[START OF PROVIDED ENTRIES]

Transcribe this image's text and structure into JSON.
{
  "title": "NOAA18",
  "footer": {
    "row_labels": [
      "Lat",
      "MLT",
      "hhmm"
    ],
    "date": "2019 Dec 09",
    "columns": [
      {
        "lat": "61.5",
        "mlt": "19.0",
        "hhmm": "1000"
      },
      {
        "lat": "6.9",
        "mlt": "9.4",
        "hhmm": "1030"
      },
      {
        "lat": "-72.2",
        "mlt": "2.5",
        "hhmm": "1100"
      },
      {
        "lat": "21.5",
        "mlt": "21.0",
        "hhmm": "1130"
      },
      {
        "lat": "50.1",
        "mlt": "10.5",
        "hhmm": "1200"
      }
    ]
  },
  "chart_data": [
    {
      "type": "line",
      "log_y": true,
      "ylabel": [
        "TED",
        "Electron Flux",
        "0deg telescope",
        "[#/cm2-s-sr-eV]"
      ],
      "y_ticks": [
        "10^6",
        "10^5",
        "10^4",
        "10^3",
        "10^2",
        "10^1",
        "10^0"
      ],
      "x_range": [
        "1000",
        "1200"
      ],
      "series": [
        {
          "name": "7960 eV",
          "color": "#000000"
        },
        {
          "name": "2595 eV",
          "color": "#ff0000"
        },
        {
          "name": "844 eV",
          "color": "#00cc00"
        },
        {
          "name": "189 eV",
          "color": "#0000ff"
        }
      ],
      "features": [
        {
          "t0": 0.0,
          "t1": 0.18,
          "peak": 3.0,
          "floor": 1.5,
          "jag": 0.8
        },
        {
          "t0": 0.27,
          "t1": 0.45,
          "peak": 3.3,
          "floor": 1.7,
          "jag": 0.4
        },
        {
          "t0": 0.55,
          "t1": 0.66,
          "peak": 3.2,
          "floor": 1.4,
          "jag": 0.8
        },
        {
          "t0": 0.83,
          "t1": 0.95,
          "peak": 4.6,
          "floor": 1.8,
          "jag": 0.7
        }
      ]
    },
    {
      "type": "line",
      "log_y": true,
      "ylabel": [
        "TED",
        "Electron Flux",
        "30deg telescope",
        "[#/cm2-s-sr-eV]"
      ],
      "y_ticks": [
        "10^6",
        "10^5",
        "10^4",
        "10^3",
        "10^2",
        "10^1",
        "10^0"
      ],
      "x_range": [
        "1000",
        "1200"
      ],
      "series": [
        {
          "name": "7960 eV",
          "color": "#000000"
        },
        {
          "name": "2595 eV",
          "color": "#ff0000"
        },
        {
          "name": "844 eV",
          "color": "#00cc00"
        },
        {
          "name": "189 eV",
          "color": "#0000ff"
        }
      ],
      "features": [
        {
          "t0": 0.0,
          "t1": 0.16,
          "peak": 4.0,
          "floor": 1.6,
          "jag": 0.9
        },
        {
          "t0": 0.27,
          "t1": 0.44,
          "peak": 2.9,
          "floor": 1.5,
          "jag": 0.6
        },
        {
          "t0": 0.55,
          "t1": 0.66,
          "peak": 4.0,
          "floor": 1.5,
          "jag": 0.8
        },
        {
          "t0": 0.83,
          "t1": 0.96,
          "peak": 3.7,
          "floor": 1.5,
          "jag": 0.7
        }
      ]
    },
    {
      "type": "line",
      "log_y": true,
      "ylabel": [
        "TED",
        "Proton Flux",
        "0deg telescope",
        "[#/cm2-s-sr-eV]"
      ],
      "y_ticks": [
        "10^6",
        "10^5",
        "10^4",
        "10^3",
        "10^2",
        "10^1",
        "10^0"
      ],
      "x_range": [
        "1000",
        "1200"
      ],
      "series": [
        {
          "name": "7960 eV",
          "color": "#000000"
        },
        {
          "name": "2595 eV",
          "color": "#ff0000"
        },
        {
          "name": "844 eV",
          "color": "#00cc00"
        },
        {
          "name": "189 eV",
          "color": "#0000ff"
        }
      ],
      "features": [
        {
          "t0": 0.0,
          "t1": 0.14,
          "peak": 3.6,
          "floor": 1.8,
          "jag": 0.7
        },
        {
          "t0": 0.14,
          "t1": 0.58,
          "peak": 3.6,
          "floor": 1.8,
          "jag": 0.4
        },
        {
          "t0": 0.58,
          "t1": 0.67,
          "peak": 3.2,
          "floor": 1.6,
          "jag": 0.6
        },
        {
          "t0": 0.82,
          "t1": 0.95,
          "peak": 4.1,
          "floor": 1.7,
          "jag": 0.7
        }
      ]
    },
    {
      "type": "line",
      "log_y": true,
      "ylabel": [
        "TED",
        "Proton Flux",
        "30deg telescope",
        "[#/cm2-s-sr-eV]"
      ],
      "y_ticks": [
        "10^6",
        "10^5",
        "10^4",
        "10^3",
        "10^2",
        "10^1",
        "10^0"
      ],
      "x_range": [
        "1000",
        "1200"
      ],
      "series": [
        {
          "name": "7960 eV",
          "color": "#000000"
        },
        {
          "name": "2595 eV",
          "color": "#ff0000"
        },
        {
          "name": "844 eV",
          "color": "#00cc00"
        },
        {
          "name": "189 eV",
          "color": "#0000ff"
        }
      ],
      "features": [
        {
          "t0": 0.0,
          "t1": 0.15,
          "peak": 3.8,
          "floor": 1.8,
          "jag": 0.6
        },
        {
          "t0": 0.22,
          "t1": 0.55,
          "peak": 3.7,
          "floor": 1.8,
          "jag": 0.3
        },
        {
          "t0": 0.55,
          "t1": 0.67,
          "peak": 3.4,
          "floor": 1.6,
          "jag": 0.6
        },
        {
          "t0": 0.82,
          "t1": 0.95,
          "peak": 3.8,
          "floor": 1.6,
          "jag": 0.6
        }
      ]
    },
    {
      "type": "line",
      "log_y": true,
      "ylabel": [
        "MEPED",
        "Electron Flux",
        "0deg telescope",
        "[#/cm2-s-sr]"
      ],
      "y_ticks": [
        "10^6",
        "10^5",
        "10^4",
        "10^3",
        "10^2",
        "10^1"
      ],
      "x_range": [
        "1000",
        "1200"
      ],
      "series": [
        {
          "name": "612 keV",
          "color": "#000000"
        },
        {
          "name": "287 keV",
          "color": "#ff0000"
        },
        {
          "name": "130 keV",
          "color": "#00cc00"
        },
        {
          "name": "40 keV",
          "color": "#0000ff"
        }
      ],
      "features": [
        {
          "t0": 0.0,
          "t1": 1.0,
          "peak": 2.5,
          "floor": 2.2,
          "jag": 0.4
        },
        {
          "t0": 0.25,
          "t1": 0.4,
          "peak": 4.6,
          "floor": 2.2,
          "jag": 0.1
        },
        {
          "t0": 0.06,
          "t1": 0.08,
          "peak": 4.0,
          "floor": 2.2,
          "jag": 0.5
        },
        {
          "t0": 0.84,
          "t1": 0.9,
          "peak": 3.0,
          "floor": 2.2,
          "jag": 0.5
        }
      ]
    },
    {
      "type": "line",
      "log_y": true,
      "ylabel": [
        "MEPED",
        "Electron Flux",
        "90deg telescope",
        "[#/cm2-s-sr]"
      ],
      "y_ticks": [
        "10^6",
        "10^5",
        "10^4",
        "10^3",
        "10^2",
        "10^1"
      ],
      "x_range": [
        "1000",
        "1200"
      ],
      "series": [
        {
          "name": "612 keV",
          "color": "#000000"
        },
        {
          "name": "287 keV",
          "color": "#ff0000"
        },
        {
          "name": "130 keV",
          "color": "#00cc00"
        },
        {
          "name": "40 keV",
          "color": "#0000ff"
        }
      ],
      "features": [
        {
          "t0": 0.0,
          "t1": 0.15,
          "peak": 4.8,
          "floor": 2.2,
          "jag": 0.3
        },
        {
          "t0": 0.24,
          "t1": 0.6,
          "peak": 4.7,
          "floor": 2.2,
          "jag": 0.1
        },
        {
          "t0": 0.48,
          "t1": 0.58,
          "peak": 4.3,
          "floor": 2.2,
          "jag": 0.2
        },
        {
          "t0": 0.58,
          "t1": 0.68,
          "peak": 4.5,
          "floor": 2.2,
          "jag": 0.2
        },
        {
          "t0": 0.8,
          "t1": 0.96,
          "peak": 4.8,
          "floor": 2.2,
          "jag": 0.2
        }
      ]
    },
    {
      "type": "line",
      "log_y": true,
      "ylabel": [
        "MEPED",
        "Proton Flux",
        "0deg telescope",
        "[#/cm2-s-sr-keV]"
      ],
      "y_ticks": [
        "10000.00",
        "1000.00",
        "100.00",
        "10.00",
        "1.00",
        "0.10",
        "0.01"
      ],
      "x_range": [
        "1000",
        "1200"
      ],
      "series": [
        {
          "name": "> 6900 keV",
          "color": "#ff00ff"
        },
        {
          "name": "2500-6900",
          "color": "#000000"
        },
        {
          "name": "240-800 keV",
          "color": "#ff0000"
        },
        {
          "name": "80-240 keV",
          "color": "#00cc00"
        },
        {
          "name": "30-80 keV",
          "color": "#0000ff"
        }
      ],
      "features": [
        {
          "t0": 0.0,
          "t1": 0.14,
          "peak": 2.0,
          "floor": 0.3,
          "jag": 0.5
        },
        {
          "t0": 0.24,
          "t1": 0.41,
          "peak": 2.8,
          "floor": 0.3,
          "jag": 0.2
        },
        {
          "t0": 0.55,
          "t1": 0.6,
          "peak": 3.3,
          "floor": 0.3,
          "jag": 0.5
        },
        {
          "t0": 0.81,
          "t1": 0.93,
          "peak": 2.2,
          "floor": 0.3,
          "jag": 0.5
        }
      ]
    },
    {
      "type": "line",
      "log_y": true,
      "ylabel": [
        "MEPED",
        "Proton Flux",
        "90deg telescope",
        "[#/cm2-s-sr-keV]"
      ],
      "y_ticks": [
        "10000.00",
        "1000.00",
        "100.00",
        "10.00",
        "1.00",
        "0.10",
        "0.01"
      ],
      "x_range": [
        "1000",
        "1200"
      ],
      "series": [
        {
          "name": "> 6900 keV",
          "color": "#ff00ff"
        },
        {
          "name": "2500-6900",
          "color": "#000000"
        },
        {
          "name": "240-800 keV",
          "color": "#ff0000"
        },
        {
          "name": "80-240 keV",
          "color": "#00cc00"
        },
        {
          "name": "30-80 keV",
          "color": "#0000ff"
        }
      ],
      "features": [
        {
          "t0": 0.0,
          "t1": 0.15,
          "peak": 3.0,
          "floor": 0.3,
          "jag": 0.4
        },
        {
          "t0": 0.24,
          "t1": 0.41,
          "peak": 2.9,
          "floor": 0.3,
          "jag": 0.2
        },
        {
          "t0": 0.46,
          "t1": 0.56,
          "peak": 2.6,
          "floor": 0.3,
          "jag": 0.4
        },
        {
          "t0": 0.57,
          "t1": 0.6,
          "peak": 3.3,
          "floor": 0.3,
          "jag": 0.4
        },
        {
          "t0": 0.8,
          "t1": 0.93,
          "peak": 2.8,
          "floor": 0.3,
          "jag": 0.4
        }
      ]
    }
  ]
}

[END OF PROVIDED ENTRIES]

EXERCISE REQUIREMENTS => Scan the records above for the string "hhmm", then report every line that contains it.

WRITTEN ANSWER =>
      "hhmm"
        "hhmm": "1000"
        "hhmm": "1030"
        "hhmm": "1100"
        "hhmm": "1130"
        "hhmm": "1200"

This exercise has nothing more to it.